*THE REQUEST:*
All of the data must be printed exactly; please include every line.

[Dataset entries]
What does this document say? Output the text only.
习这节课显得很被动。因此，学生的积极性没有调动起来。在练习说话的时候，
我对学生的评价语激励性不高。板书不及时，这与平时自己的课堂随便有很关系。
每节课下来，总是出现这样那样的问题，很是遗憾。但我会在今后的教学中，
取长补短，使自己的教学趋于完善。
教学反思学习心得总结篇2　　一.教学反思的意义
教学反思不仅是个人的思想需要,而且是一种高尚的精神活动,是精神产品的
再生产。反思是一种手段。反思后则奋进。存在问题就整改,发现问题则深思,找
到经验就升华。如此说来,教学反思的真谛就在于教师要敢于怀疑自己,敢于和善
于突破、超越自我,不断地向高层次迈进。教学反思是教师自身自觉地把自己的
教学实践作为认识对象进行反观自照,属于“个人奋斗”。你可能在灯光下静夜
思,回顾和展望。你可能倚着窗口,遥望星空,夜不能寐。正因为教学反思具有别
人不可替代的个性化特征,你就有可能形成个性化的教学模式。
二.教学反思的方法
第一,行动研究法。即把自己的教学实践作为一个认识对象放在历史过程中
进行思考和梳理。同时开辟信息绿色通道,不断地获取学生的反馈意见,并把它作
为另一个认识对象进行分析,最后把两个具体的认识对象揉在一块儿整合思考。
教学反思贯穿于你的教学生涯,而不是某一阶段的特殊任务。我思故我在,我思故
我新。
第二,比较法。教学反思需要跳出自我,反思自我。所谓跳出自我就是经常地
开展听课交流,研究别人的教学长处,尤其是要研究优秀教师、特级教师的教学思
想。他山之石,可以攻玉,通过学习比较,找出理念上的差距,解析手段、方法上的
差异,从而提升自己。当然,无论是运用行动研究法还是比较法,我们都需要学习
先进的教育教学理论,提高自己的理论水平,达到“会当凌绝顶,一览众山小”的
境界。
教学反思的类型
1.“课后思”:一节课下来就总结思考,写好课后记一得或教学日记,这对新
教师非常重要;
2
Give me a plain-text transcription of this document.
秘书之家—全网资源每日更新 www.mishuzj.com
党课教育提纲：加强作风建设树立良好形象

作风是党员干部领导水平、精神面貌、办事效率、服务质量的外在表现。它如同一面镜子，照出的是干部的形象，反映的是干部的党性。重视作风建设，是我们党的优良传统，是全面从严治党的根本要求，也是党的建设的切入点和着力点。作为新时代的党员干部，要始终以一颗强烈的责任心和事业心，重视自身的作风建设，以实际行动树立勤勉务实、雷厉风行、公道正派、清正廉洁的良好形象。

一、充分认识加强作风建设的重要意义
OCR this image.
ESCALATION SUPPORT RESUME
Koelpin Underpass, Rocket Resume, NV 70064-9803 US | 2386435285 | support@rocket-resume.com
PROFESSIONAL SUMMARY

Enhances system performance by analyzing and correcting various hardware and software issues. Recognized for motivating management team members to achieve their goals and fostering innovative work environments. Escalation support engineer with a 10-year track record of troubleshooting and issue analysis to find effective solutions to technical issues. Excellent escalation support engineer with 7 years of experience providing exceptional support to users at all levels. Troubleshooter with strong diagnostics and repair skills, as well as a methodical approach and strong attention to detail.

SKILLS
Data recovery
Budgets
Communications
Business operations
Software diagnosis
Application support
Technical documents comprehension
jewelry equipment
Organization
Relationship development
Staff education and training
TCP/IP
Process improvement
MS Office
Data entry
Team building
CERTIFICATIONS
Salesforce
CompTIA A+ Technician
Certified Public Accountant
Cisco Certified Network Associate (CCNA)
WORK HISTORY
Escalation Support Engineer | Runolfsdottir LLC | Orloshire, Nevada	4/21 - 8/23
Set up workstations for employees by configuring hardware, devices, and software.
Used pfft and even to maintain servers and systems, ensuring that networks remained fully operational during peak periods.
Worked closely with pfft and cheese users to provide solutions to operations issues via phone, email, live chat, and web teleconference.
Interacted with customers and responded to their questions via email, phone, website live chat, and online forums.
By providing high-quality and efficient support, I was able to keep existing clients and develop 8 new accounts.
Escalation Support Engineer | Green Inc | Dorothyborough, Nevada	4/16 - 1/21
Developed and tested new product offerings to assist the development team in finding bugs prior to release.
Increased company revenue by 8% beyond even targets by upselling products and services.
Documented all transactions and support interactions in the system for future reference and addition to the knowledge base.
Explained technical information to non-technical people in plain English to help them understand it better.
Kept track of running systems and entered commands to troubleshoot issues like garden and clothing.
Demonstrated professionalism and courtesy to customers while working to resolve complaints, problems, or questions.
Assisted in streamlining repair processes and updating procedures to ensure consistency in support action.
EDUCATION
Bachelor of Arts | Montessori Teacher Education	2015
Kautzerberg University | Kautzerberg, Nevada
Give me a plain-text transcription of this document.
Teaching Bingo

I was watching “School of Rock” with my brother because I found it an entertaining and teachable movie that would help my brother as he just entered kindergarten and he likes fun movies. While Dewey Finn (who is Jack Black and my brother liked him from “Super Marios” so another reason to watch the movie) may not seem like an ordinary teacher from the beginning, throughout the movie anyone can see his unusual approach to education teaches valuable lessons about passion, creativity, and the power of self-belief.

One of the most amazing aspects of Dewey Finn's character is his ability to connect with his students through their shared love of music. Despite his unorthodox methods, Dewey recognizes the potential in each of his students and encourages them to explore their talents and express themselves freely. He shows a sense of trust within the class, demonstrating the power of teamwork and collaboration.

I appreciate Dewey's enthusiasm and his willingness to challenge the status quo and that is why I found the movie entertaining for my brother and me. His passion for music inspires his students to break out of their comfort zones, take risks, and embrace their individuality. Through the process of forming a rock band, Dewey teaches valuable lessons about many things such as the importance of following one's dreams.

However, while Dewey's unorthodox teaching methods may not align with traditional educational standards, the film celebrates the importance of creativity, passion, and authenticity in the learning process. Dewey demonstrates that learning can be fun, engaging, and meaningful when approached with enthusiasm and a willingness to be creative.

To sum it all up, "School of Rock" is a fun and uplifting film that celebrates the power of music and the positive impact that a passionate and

*SOLVED EXERCISE:*
What does this document say? Output the text only.
习这节课显得很被动。因此，学生的积极性没有调动起来。在练习说话的时候，
我对学生的评价语激励性不高。板书不及时，这与平时自己的课堂随便有很关系。
每节课下来，总是出现这样那样的问题，很是遗憾。但我会在今后的教学中，
取长补短，使自己的教学趋于完善。
教学反思学习心得总结篇2　　一.教学反思的意义
教学反思不仅是个人的思想需要,而且是一种高尚的精神活动,是精神产品的
再生产。反思是一种手段。反思后则奋进。存在问题就整改,发现问题则深思,找
到经验就升华。如此说来,教学反思的真谛就在于教师要敢于怀疑自己,敢于和善
于突破、超越自我,不断地向高层次迈进。教学反思是教师自身自觉地把自己的
教学实践作为认识对象进行反观自照,属于“个人奋斗”。你可能在灯光下静夜
思,回顾和展望。你可能倚着窗口,遥望星空,夜不能寐。正因为教学反思具有别
人不可替代的个性化特征,你就有可能形成个性化的教学模式。
二.教学反思的方法
第一,行动研究法。即把自己的教学实践作为一个认识对象放在历史过程中
进行思考和梳理。同时开辟信息绿色通道,不断地获取学生的反馈意见,并把它作
为另一个认识对象进行分析,最后把两个具体的认识对象揉在一块儿整合思考。
教学反思贯穿于你的教学生涯,而不是某一阶段的特殊任务。我思故我在,我思故
我新。
第二,比较法。教学反思需要跳出自我,反思自我。所谓跳出自我就是经常地
开展听课交流,研究别人的教学长处,尤其是要研究优秀教师、特级教师的教学思
想。他山之石,可以攻玉,通过学习比较,找出理念上的差距,解析手段、方法上的
差异,从而提升自己。当然,无论是运用行动研究法还是比较法,我们都需要学习
先进的教育教学理论,提高自己的理论水平,达到“会当凌绝顶,一览众山小”的
境界。
教学反思的类型
1.“课后思”:一节课下来就总结思考,写好课后记一得或教学日记,这对新
教师非常重要;
2
Give me a plain-text transcription of this document.
秘书之家—全网资源每日更新 www.mishuzj.com
党课教育提纲：加强作风建设树立良好形象

作风是党员干部领导水平、精神面貌、办事效率、服务质量的外在表现。它如同一面镜子，照出的是干部的形象，反映的是干部的党性。重视作风建设，是我们党的优良传统，是全面从严治党的根本要求，也是党的建设的切入点和着力点。作为新时代的党员干部，要始终以一颗强烈的责任心和事业心，重视自身的作风建设，以实际行动树立勤勉务实、雷厉风行、公道正派、清正廉洁的良好形象。

一、充分认识加强作风建设的重要意义
OCR this image.
ESCALATION SUPPORT RESUME
Koelpin Underpass, Rocket Resume, NV 70064-9803 US | 2386435285 | support@rocket-resume.com
PROFESSIONAL SUMMARY

Enhances system performance by analyzing and correcting various hardware and software issues. Recognized for motivating management team members to achieve their goals and fostering innovative work environments. Escalation support engineer with a 10-year track record of troubleshooting and issue analysis to find effective solutions to technical issues. Excellent escalation support engineer with 7 years of experience providing exceptional support to users at all levels. Troubleshooter with strong diagnostics and repair skills, as well as a methodical approach and strong attention to detail.

SKILLS
Data recovery
Budgets
Communications
Business operations
Software diagnosis
Application support
Technical documents comprehension
jewelry equipment
Organization
Relationship development
Staff education and training
TCP/IP
Process improvement
MS Office
Data entry
Team building
CERTIFICATIONS
Salesforce
CompTIA A+ Technician
Certified Public Accountant
Cisco Certified Network Associate (CCNA)
WORK HISTORY
Escalation Support Engineer | Runolfsdottir LLC | Orloshire, Nevada	4/21 - 8/23
Set up workstations for employees by configuring hardware, devices, and software.
Used pfft and even to maintain servers and systems, ensuring that networks remained fully operational during peak periods.
Worked closely with pfft and cheese users to provide solutions to operations issues via phone, email, live chat, and web teleconference.
Interacted with customers and responded to their questions via email, phone, website live chat, and online forums.
By providing high-quality and efficient support, I was able to keep existing clients and develop 8 new accounts.
Escalation Support Engineer | Green Inc | Dorothyborough, Nevada	4/16 - 1/21
Developed and tested new product offerings to assist the development team in finding bugs prior to release.
Increased company revenue by 8% beyond even targets by upselling products and services.
Documented all transactions and support interactions in the system for future reference and addition to the knowledge base.
Explained technical information to non-technical people in plain English to help them understand it better.
Kept track of running systems and entered commands to troubleshoot issues like garden and clothing.
Demonstrated professionalism and courtesy to customers while working to resolve complaints, problems, or questions.
Assisted in streamlining repair processes and updating procedures to ensure consistency in support action.
EDUCATION
Bachelor of Arts | Montessori Teacher Education	2015
Kautzerberg University | Kautzerberg, Nevada
Give me a plain-text transcription of this document.
Teaching Bingo

I was watching “School of Rock” with my brother because I found it an entertaining and teachable movie that would help my brother as he just entered kindergarten and he likes fun movies. While Dewey Finn (who is Jack Black and my brother liked him from “Super Marios” so another reason to watch the movie) may not seem like an ordinary teacher from the beginning, throughout the movie anyone can see his unusual approach to education teaches valuable lessons about passion, creativity, and the power of self-belief.

One of the most amazing aspects of Dewey Finn's character is his ability to connect with his students through their shared love of music. Despite his unorthodox methods, Dewey recognizes the potential in each of his students and encourages them to explore their talents and express themselves freely. He shows a sense of trust within the class, demonstrating the power of teamwork and collaboration.

I appreciate Dewey's enthusiasm and his willingness to challenge the status quo and that is why I found the movie entertaining for my brother and me. His passion for music inspires his students to break out of their comfort zones, take risks, and embrace their individuality. Through the process of forming a rock band, Dewey teaches valuable lessons about many things such as the importance of following one's dreams.

However, while Dewey's unorthodox teaching methods may not align with traditional educational standards, the film celebrates the importance of creativity, passion, and authenticity in the learning process. Dewey demonstrates that learning can be fun, engaging, and meaningful when approached with enthusiasm and a willingness to be creative.

To sum it all up, "School of Rock" is a fun and uplifting film that celebrates the power of music and the positive impact that a passionate and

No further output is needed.